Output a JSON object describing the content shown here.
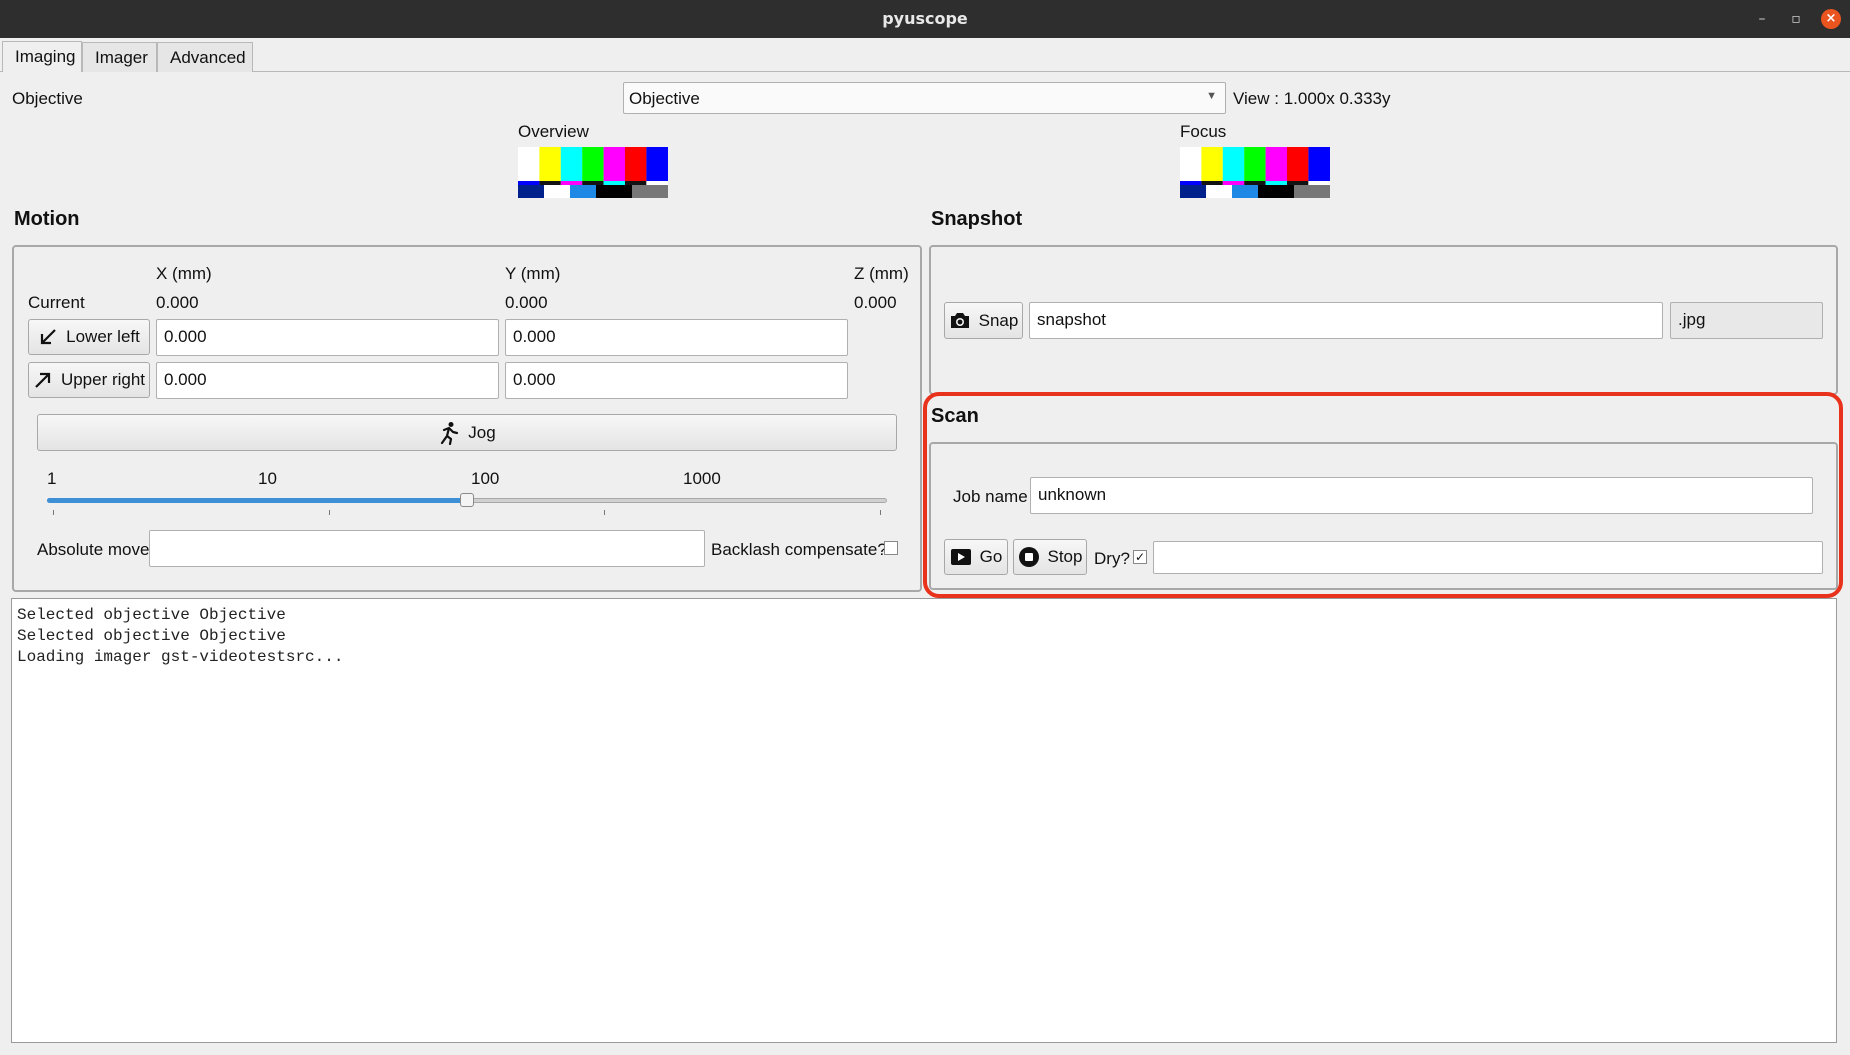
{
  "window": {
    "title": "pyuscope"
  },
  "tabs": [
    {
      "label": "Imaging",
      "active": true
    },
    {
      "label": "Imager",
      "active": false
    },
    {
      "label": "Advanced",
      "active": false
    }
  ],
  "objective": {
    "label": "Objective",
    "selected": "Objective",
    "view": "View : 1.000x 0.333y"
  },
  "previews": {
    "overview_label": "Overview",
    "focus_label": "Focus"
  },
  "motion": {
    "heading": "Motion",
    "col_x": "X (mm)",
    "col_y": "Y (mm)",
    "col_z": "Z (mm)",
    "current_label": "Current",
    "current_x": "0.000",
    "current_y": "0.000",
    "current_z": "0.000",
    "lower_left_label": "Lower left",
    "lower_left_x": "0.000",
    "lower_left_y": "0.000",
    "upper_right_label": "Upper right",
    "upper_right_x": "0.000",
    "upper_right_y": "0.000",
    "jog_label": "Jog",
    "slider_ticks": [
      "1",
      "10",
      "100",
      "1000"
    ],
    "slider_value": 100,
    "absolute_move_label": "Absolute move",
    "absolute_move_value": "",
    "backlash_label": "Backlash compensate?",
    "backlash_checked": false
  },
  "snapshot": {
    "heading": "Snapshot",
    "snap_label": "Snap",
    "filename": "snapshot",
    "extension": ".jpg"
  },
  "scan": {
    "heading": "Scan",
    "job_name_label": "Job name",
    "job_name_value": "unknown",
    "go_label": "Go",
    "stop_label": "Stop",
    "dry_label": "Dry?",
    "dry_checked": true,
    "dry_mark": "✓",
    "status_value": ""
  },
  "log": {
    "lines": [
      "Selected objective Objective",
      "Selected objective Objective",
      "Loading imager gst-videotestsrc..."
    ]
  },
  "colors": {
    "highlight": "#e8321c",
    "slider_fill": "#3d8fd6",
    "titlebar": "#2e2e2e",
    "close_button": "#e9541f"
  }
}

· · · ·

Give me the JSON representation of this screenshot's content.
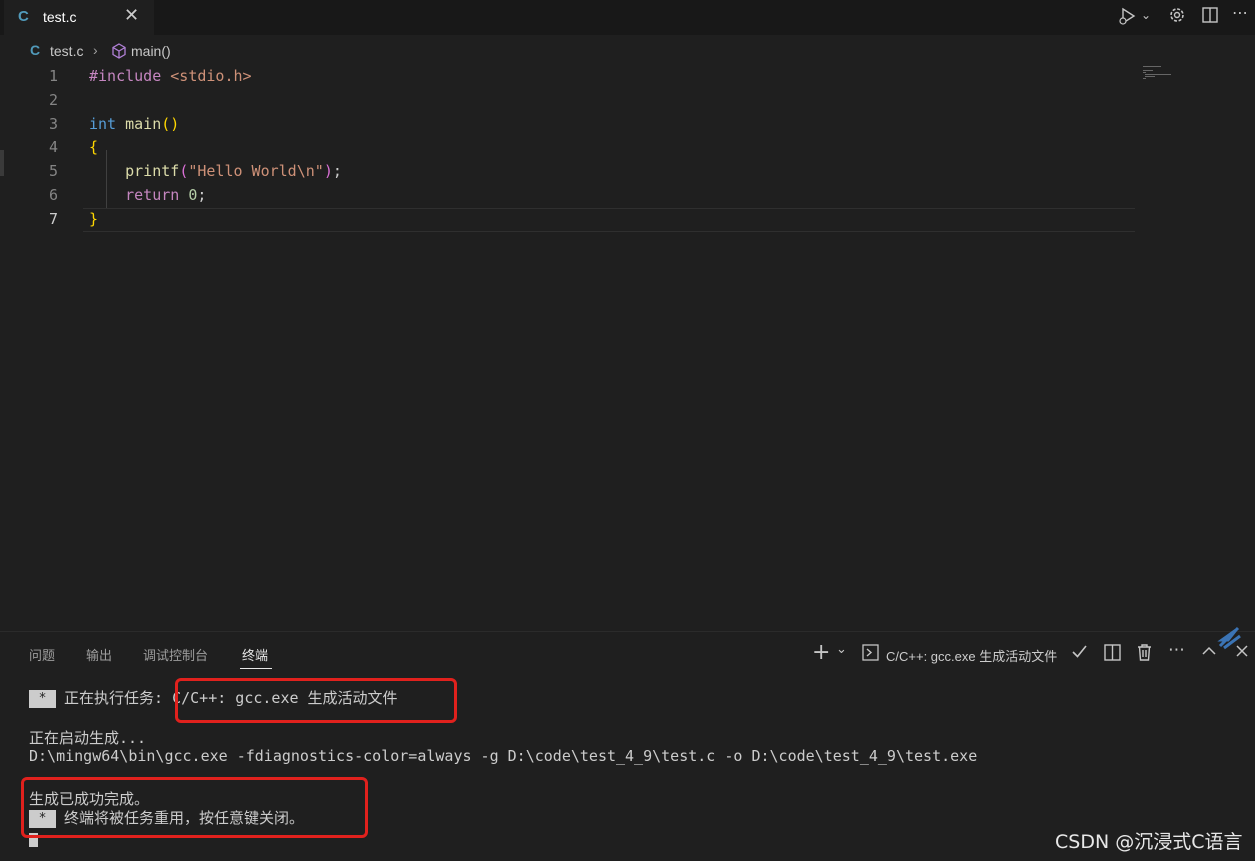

· · · ·

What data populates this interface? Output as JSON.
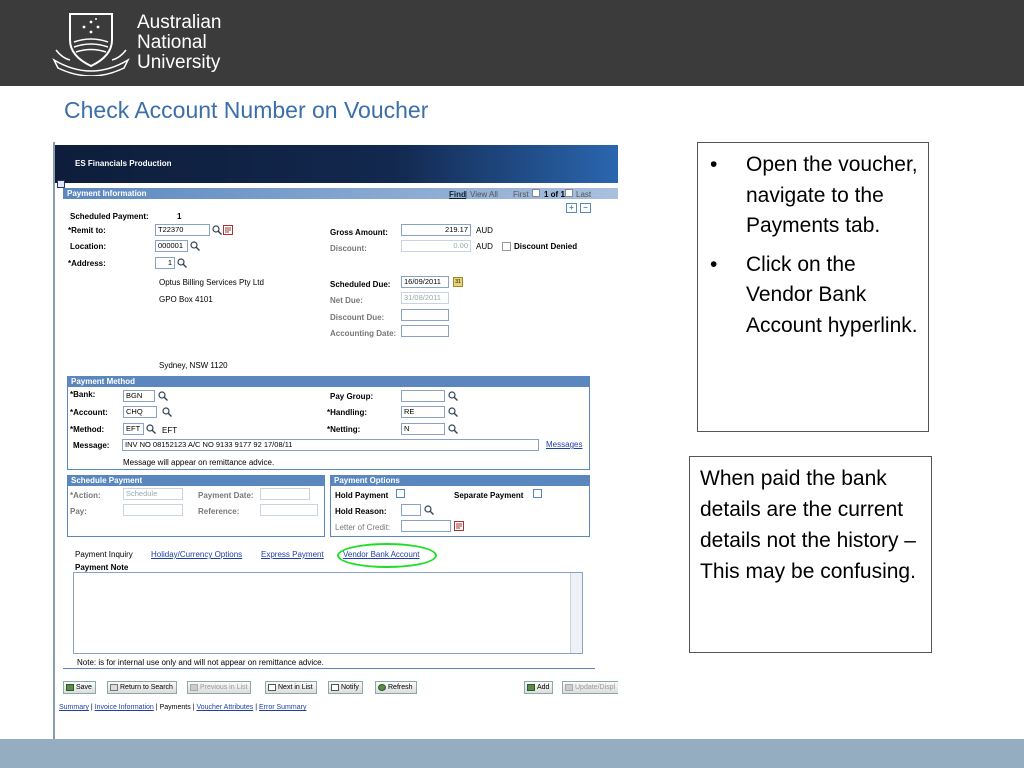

· · · ·

• EXERCISE
Work out how many lines in the records above contain the word "this", and reply with that number alone.

• THE ANSWER
2